▶ **Supplied data**
======
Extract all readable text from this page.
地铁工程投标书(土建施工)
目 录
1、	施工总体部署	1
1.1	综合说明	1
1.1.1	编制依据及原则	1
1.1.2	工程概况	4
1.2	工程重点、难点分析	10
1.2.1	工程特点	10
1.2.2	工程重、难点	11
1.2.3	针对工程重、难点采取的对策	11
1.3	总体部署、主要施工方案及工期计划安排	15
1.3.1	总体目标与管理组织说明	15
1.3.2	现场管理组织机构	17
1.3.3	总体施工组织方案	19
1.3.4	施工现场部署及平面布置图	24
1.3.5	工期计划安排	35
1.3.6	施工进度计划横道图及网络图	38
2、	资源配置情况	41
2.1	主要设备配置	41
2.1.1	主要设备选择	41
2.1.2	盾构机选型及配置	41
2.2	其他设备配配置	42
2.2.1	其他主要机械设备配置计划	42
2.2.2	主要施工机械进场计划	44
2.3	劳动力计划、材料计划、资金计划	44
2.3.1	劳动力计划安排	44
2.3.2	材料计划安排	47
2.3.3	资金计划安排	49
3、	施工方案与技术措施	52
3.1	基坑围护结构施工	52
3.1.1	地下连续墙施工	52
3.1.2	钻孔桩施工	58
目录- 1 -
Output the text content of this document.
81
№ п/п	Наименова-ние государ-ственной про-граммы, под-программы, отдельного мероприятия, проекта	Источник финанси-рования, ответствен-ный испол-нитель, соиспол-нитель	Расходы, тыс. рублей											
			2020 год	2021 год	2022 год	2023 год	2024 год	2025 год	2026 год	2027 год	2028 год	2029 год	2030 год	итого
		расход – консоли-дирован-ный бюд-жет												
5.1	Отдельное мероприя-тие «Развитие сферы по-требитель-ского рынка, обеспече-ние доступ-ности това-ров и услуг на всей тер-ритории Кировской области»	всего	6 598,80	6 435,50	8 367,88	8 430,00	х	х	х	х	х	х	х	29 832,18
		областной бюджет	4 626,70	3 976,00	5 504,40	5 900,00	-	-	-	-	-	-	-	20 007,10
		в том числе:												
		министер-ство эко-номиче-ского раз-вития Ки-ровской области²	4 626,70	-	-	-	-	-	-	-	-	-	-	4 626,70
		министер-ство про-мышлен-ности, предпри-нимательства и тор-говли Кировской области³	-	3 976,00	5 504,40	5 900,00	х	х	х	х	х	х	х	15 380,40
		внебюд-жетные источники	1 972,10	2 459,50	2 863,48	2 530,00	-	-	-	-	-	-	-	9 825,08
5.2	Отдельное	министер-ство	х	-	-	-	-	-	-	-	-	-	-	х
======
▶ **Exercise instructions**
Copy down every line of the material above that includes the string "Кировской".

▶ **Task solution**
5.1	Отдельное мероприя-тие «Развитие сферы по-требитель-ского рынка, обеспече-ние доступ-ности това-ров и услуг на всей тер-ритории Кировской области»	всего	6 598,80	6 435,50	8 367,88	8 430,00	х	х	х	х	х	х	х	29 832,18
		министер-ство про-мышлен-ности, предпри-нимательства и тор-говли Кировской области³	-	3 976,00	5 504,40	5 900,00	х	х	х	х	х	х	х	15 380,40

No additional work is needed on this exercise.